What is needed:
Would you return all of this data exactly, leaving nothing out?

Source data:
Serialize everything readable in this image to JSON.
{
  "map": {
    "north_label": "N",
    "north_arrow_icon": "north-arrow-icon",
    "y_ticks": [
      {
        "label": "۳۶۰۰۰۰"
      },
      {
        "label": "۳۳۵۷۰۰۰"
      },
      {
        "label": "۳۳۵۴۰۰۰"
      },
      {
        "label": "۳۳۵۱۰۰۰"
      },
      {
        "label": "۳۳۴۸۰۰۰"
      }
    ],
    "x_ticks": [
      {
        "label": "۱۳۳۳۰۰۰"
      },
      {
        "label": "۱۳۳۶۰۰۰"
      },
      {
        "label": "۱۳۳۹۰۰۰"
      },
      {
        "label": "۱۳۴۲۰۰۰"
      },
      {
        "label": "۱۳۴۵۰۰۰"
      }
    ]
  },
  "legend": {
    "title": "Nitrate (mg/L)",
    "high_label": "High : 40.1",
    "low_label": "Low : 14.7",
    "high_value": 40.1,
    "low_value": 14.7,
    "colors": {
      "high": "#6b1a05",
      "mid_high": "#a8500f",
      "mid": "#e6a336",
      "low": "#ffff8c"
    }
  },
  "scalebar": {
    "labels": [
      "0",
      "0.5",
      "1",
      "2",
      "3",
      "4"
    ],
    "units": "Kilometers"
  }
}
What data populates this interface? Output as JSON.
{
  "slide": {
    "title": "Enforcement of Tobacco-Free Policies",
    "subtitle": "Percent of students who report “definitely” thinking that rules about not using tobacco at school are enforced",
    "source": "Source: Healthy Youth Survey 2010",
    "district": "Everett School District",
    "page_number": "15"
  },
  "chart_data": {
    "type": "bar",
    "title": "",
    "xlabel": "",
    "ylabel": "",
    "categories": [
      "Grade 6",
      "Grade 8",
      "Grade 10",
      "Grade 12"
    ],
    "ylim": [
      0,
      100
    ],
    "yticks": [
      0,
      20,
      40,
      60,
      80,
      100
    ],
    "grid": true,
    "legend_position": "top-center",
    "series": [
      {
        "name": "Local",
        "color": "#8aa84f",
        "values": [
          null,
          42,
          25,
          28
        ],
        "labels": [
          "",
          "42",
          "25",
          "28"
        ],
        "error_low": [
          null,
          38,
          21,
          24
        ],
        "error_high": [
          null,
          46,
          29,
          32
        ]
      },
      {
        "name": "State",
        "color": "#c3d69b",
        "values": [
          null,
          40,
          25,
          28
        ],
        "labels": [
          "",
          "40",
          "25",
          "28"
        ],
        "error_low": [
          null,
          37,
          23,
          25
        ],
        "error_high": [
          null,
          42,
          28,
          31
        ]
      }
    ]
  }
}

Task result:
Serialize everything readable in this image to JSON.
{
  "map": {
    "north_label": "N",
    "north_arrow_icon": "north-arrow-icon",
    "y_ticks": [
      {
        "label": "۳۶۰۰۰۰"
      },
      {
        "label": "۳۳۵۷۰۰۰"
      },
      {
        "label": "۳۳۵۴۰۰۰"
      },
      {
        "label": "۳۳۵۱۰۰۰"
      },
      {
        "label": "۳۳۴۸۰۰۰"
      }
    ],
    "x_ticks": [
      {
        "label": "۱۳۳۳۰۰۰"
      },
      {
        "label": "۱۳۳۶۰۰۰"
      },
      {
        "label": "۱۳۳۹۰۰۰"
      },
      {
        "label": "۱۳۴۲۰۰۰"
      },
      {
        "label": "۱۳۴۵۰۰۰"
      }
    ]
  },
  "legend": {
    "title": "Nitrate (mg/L)",
    "high_label": "High : 40.1",
    "low_label": "Low : 14.7",
    "high_value": 40.1,
    "low_value": 14.7,
    "colors": {
      "high": "#6b1a05",
      "mid_high": "#a8500f",
      "mid": "#e6a336",
      "low": "#ffff8c"
    }
  },
  "scalebar": {
    "labels": [
      "0",
      "0.5",
      "1",
      "2",
      "3",
      "4"
    ],
    "units": "Kilometers"
  }
}
What data populates this interface? Output as JSON.
{
  "slide": {
    "title": "Enforcement of Tobacco-Free Policies",
    "subtitle": "Percent of students who report “definitely” thinking that rules about not using tobacco at school are enforced",
    "source": "Source: Healthy Youth Survey 2010",
    "district": "Everett School District",
    "page_number": "15"
  },
  "chart_data": {
    "type": "bar",
    "title": "",
    "xlabel": "",
    "ylabel": "",
    "categories": [
      "Grade 6",
      "Grade 8",
      "Grade 10",
      "Grade 12"
    ],
    "ylim": [
      0,
      100
    ],
    "yticks": [
      0,
      20,
      40,
      60,
      80,
      100
    ],
    "grid": true,
    "legend_position": "top-center",
    "series": [
      {
        "name": "Local",
        "color": "#8aa84f",
        "values": [
          null,
          42,
          25,
          28
        ],
        "labels": [
          "",
          "42",
          "25",
          "28"
        ],
        "error_low": [
          null,
          38,
          21,
          24
        ],
        "error_high": [
          null,
          46,
          29,
          32
        ]
      },
      {
        "name": "State",
        "color": "#c3d69b",
        "values": [
          null,
          40,
          25,
          28
        ],
        "labels": [
          "",
          "40",
          "25",
          "28"
        ],
        "error_low": [
          null,
          37,
          23,
          25
        ],
        "error_high": [
          null,
          42,
          28,
          31
        ]
      }
    ]
  }
}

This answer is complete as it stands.